Somehow the com.apple.appkit.xpc.openAndSavePanelService service is going crazy, pegging the %CPU at over 150%. The result has been that the Air freezes up when attaching a document to an e-mail, or even sometimes saving a Text file. Clearly sub-optimal. I suspect a failure in the solid state hard drive, but we will see.

The result of losing my MacBook Air to repair is that I've been working with my backup Chromebook. Before I tell you my Chromebook fail story, I want to stipulate that I am theoretically pro Chromebook. Theoretical in the sense that I'm happy to recommend a Chromebook for everyone else, but you'd have to pry my MacBook Air out of my cold dead hands.  

The reason that I'm pro Chromebook is that I think that the Chromebook offers tremendous value. The Dell Chromebook 11 (my backup machine) clocks in at $269. The Chromebook does about everything that I need to do on a daily basis. E-mail, writing in Google Docs or Evernote, presentations Google Slides, spreadsheets in Google Sheets, surfing, Twitter, IHE reading, etc. etc.  All work fine through the browser, and the Chrome OS has gotten much better at both offline access and in dealing with MS Office files.  

The Chromebook is light, cheap, and basically indestructible. Any organization with any laptop support costs or the need to have a common platform should take a hard look at the ROI of simply handing out Chromebooks to everyone.

So where did my Chromebook fail? The Chromebook, and the Chrome OS, is still not the best choice if your collaborating with others on a long and complicated Word document. 

Maybe this is not really the fault of Google, the Chrome OS, and the Chromebook.  Perhaps the real culprit is Microsoft. I don't know.  

What fails? First, you need access to Office Online. The good news is that I have access to Office Online through the Microsoft Campus Agreement at my school. Actually using Word Online on a Chromebook to interact with a Track Changes marked up document is another story. The problem seems less in seeing the Track Changes comments and editing, it is more in sharing the document back and forth.  

I'm not sure if the problem is Word Online not working well in an OS where it is not possible to go between the client and online application, or if the problem is in Chrome OS making it difficult to deal with filetypes that are not born Google Docs, but nothing seemed to really work.  It was hard to find where saved updates of the original Word file would live on the Chromebook, and harder still to share updated files with anyone who was not also using MS Word Online. Office 365 seems to want to keep people in a closed loop of other Office 365 users.

════════════════════

Description of the task: Set down the Chromebook text word for word, from "Somehow the com.apple.appkit.xpc.openAndSavePanelService" to "we will see.", inclusive.

Extracted records:
════════════════════

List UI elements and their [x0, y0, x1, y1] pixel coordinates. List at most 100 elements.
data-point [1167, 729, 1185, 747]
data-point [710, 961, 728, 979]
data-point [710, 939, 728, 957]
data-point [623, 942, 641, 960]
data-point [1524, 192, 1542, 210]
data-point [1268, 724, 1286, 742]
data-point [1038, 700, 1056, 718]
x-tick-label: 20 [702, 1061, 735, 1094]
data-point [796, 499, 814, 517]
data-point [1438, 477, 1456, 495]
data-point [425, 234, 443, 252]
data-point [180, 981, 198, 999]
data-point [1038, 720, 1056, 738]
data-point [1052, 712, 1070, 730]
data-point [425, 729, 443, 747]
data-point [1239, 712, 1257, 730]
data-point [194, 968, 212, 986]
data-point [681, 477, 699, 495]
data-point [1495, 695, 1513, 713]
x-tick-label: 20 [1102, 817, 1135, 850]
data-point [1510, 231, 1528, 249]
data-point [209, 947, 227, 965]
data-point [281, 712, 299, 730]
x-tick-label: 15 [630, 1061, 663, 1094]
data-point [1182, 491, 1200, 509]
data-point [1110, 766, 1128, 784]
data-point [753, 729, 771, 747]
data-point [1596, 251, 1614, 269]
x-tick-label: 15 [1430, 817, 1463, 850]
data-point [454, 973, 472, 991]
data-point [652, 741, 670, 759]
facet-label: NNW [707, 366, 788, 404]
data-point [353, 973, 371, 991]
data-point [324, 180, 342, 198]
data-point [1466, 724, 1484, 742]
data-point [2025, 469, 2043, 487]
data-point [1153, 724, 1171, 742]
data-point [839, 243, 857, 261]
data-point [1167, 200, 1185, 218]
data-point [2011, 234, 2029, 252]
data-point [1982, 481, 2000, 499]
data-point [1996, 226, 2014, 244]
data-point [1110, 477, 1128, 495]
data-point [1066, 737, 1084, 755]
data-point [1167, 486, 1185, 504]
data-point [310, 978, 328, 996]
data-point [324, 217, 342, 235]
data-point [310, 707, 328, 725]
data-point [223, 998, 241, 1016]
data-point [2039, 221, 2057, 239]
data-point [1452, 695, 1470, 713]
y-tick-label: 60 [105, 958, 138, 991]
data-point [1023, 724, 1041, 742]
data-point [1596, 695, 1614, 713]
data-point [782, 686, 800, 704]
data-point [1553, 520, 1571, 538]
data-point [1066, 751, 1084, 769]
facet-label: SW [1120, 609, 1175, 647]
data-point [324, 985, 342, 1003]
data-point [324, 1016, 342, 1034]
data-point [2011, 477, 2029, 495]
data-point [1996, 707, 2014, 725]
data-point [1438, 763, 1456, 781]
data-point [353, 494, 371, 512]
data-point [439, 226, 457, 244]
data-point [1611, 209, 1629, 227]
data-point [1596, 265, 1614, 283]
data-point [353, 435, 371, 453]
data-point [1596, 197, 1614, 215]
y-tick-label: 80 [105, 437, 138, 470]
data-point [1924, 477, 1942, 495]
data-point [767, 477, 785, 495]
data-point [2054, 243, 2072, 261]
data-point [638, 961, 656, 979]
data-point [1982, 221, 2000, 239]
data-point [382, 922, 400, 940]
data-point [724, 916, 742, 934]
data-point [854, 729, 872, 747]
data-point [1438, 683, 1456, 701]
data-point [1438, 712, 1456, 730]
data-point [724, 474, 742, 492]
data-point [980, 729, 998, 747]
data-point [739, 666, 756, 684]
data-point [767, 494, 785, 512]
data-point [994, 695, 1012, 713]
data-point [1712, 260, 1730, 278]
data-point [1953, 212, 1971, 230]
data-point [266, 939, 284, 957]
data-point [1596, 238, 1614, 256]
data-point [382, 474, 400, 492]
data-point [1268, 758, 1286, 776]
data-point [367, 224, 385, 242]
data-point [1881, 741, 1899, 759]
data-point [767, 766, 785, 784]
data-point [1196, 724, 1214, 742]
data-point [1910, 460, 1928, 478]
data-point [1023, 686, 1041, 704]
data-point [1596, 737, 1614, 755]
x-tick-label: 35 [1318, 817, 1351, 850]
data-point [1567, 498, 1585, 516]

════════════════════

Answer box:
Somehow the com.apple.appkit.xpc.openAndSavePanelService service is going crazy, pegging the %CPU at over 150%. The result has been that the Air freezes up when attaching a document to an e-mail, or even sometimes saving a Text file. Clearly sub-optimal. I suspect a failure in the solid state hard drive, but we will see.